WHAT IS REQUIRED - Because the lines must stay identical, write out the data without changing anything.

--- STORED DATA Enclosed Below ---

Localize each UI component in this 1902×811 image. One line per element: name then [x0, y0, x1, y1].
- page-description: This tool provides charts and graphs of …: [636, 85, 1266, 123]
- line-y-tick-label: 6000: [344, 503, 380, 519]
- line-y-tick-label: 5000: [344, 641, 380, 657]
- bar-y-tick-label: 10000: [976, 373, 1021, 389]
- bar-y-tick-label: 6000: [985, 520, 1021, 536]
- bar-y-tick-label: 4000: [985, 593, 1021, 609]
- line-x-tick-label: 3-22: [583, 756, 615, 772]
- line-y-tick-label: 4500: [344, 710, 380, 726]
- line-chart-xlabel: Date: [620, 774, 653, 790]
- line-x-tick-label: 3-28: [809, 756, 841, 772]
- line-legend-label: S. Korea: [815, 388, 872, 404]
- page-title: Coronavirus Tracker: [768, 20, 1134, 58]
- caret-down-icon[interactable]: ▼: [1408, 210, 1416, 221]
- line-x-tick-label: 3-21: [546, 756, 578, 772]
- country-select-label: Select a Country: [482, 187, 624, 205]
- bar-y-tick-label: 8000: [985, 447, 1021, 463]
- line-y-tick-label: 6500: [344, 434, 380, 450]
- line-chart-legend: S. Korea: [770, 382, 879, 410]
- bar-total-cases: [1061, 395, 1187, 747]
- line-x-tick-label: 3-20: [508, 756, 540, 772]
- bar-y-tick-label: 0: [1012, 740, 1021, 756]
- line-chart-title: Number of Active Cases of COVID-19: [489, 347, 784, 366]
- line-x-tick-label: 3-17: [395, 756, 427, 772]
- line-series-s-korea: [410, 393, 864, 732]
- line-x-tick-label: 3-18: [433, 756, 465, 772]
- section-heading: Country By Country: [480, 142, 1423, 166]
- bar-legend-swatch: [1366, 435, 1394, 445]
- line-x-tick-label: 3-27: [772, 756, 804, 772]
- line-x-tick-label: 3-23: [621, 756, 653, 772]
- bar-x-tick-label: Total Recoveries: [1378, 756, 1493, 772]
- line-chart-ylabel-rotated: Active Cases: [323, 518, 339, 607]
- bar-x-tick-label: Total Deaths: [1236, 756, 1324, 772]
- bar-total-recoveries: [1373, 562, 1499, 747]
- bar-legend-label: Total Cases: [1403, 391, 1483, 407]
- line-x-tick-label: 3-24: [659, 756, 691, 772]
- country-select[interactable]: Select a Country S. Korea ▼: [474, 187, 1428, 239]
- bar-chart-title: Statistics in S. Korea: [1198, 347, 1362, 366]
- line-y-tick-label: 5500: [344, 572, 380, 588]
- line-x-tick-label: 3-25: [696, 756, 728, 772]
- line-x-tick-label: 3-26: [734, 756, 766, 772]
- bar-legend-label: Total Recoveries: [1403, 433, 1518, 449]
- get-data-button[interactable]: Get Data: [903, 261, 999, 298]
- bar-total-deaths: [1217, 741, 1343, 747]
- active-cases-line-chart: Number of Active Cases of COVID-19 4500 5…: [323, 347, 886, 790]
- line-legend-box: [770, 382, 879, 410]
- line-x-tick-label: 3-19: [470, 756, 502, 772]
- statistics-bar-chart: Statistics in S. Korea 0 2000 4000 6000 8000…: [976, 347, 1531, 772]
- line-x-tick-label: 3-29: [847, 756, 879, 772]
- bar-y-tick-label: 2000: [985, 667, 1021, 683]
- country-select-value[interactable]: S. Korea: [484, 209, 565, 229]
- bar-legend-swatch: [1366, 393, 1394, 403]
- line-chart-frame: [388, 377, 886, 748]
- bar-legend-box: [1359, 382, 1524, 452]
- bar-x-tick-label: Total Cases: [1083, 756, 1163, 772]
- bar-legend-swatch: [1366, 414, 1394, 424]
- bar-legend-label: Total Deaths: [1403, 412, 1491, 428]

--- End of Enclosed STORED DATA ---

ANSWER -
Localize each UI component in this 1902×811 image. One line per element: name then [x0, y0, x1, y1].
- page-description: This tool provides charts and graphs of …: [636, 85, 1266, 123]
- line-y-tick-label: 6000: [344, 503, 380, 519]
- line-y-tick-label: 5000: [344, 641, 380, 657]
- bar-y-tick-label: 10000: [976, 373, 1021, 389]
- bar-y-tick-label: 6000: [985, 520, 1021, 536]
- bar-y-tick-label: 4000: [985, 593, 1021, 609]
- line-x-tick-label: 3-22: [583, 756, 615, 772]
- line-y-tick-label: 4500: [344, 710, 380, 726]
- line-chart-xlabel: Date: [620, 774, 653, 790]
- line-x-tick-label: 3-28: [809, 756, 841, 772]
- line-legend-label: S. Korea: [815, 388, 872, 404]
- page-title: Coronavirus Tracker: [768, 20, 1134, 58]
- caret-down-icon[interactable]: ▼: [1408, 210, 1416, 221]
- line-x-tick-label: 3-21: [546, 756, 578, 772]
- country-select-label: Select a Country: [482, 187, 624, 205]
- bar-y-tick-label: 8000: [985, 447, 1021, 463]
- line-y-tick-label: 6500: [344, 434, 380, 450]
- line-chart-legend: S. Korea: [770, 382, 879, 410]
- bar-total-cases: [1061, 395, 1187, 747]
- line-x-tick-label: 3-20: [508, 756, 540, 772]
- bar-y-tick-label: 0: [1012, 740, 1021, 756]
- line-chart-title: Number of Active Cases of COVID-19: [489, 347, 784, 366]
- line-x-tick-label: 3-17: [395, 756, 427, 772]
- line-series-s-korea: [410, 393, 864, 732]
- line-x-tick-label: 3-18: [433, 756, 465, 772]
- section-heading: Country By Country: [480, 142, 1423, 166]
- bar-legend-swatch: [1366, 435, 1394, 445]
- line-x-tick-label: 3-27: [772, 756, 804, 772]
- line-x-tick-label: 3-23: [621, 756, 653, 772]
- bar-x-tick-label: Total Recoveries: [1378, 756, 1493, 772]
- line-chart-ylabel-rotated: Active Cases: [323, 518, 339, 607]
- bar-x-tick-label: Total Deaths: [1236, 756, 1324, 772]
- bar-total-recoveries: [1373, 562, 1499, 747]
- bar-legend-label: Total Cases: [1403, 391, 1483, 407]
- line-x-tick-label: 3-24: [659, 756, 691, 772]
- country-select[interactable]: Select a Country S. Korea ▼: [474, 187, 1428, 239]
- bar-chart-title: Statistics in S. Korea: [1198, 347, 1362, 366]
- line-y-tick-label: 5500: [344, 572, 380, 588]
- line-x-tick-label: 3-25: [696, 756, 728, 772]
- line-x-tick-label: 3-26: [734, 756, 766, 772]
- bar-legend-label: Total Recoveries: [1403, 433, 1518, 449]
- get-data-button[interactable]: Get Data: [903, 261, 999, 298]
- bar-total-deaths: [1217, 741, 1343, 747]
- active-cases-line-chart: Number of Active Cases of COVID-19 4500 5…: [323, 347, 886, 790]
- line-legend-box: [770, 382, 879, 410]
- line-x-tick-label: 3-19: [470, 756, 502, 772]
- statistics-bar-chart: Statistics in S. Korea 0 2000 4000 6000 8000…: [976, 347, 1531, 772]
- line-x-tick-label: 3-29: [847, 756, 879, 772]
- bar-y-tick-label: 2000: [985, 667, 1021, 683]
- country-select-value[interactable]: S. Korea: [484, 209, 565, 229]
- bar-legend-swatch: [1366, 393, 1394, 403]
- line-chart-frame: [388, 377, 886, 748]
- bar-legend-box: [1359, 382, 1524, 452]
- bar-x-tick-label: Total Cases: [1083, 756, 1163, 772]
- bar-legend-swatch: [1366, 414, 1394, 424]
- bar-legend-label: Total Deaths: [1403, 412, 1491, 428]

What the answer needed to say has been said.